All of the data must be printed exactly; please include every line.

### DATASET CONTENT
┄┄┄┄┄┄
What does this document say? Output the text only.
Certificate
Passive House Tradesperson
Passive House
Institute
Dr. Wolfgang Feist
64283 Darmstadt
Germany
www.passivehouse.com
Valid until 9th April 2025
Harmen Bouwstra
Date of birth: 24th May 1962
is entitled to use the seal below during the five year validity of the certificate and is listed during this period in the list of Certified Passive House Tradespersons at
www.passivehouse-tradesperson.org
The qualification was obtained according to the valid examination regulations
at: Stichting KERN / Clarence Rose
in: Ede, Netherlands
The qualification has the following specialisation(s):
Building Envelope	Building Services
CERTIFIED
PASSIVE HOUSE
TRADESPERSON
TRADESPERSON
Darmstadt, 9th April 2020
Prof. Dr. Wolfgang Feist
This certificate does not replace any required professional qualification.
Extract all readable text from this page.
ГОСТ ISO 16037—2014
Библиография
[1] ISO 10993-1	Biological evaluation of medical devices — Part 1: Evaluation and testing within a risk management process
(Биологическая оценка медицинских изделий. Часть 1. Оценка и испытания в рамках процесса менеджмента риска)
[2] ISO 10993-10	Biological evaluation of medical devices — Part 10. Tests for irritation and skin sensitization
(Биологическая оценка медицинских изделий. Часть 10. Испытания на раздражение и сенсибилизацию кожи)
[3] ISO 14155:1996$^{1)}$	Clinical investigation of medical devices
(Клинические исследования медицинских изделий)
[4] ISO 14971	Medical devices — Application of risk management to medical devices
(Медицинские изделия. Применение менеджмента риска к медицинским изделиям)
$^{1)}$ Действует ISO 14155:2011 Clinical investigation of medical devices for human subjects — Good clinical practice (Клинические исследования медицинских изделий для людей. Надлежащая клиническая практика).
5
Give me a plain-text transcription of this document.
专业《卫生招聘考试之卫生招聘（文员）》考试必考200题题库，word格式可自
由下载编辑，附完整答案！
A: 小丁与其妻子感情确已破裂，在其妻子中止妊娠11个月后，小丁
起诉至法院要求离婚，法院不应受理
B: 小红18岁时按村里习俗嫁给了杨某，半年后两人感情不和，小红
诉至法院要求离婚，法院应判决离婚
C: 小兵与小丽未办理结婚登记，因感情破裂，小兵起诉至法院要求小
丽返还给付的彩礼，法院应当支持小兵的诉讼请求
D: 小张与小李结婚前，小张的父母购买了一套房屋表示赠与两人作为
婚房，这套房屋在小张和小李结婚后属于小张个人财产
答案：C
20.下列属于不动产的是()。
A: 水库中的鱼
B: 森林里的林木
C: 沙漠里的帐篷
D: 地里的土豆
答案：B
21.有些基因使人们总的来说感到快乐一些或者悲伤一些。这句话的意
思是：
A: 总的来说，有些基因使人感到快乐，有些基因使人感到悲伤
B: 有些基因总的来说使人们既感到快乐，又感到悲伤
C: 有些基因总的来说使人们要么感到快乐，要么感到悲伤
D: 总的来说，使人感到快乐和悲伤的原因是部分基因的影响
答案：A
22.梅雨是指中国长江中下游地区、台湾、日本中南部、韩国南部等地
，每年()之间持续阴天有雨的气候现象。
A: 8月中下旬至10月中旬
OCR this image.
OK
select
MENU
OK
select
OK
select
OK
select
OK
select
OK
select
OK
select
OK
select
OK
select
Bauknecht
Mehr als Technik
┄┄┄┄┄┄
### RESPONSE TO THE EXERCISE
What does this document say? Output the text only.
Certificate
Passive House Tradesperson
Passive House
Institute
Dr. Wolfgang Feist
64283 Darmstadt
Germany
www.passivehouse.com
Valid until 9th April 2025
Harmen Bouwstra
Date of birth: 24th May 1962
is entitled to use the seal below during the five year validity of the certificate and is listed during this period in the list of Certified Passive House Tradespersons at
www.passivehouse-tradesperson.org
The qualification was obtained according to the valid examination regulations
at: Stichting KERN / Clarence Rose
in: Ede, Netherlands
The qualification has the following specialisation(s):
Building Envelope	Building Services
CERTIFIED
PASSIVE HOUSE
TRADESPERSON
TRADESPERSON
Darmstadt, 9th April 2020
Prof. Dr. Wolfgang Feist
This certificate does not replace any required professional qualification.
Extract all readable text from this page.
ГОСТ ISO 16037—2014
Библиография
[1] ISO 10993-1	Biological evaluation of medical devices — Part 1: Evaluation and testing within a risk management process
(Биологическая оценка медицинских изделий. Часть 1. Оценка и испытания в рамках процесса менеджмента риска)
[2] ISO 10993-10	Biological evaluation of medical devices — Part 10. Tests for irritation and skin sensitization
(Биологическая оценка медицинских изделий. Часть 10. Испытания на раздражение и сенсибилизацию кожи)
[3] ISO 14155:1996$^{1)}$	Clinical investigation of medical devices
(Клинические исследования медицинских изделий)
[4] ISO 14971	Medical devices — Application of risk management to medical devices
(Медицинские изделия. Применение менеджмента риска к медицинским изделиям)
$^{1)}$ Действует ISO 14155:2011 Clinical investigation of medical devices for human subjects — Good clinical practice (Клинические исследования медицинских изделий для людей. Надлежащая клиническая практика).
5
Give me a plain-text transcription of this document.
专业《卫生招聘考试之卫生招聘（文员）》考试必考200题题库，word格式可自
由下载编辑，附完整答案！
A: 小丁与其妻子感情确已破裂，在其妻子中止妊娠11个月后，小丁
起诉至法院要求离婚，法院不应受理
B: 小红18岁时按村里习俗嫁给了杨某，半年后两人感情不和，小红
诉至法院要求离婚，法院应判决离婚
C: 小兵与小丽未办理结婚登记，因感情破裂，小兵起诉至法院要求小
丽返还给付的彩礼，法院应当支持小兵的诉讼请求
D: 小张与小李结婚前，小张的父母购买了一套房屋表示赠与两人作为
婚房，这套房屋在小张和小李结婚后属于小张个人财产
答案：C
20.下列属于不动产的是()。
A: 水库中的鱼
B: 森林里的林木
C: 沙漠里的帐篷
D: 地里的土豆
答案：B
21.有些基因使人们总的来说感到快乐一些或者悲伤一些。这句话的意
思是：
A: 总的来说，有些基因使人感到快乐，有些基因使人感到悲伤
B: 有些基因总的来说使人们既感到快乐，又感到悲伤
C: 有些基因总的来说使人们要么感到快乐，要么感到悲伤
D: 总的来说，使人感到快乐和悲伤的原因是部分基因的影响
答案：A
22.梅雨是指中国长江中下游地区、台湾、日本中南部、韩国南部等地
，每年()之间持续阴天有雨的气候现象。
A: 8月中下旬至10月中旬
OCR this image.
OK
select
MENU
OK
select
OK
select
OK
select
OK
select
OK
select
OK
select
OK
select
OK
select
Bauknecht
Mehr als Technik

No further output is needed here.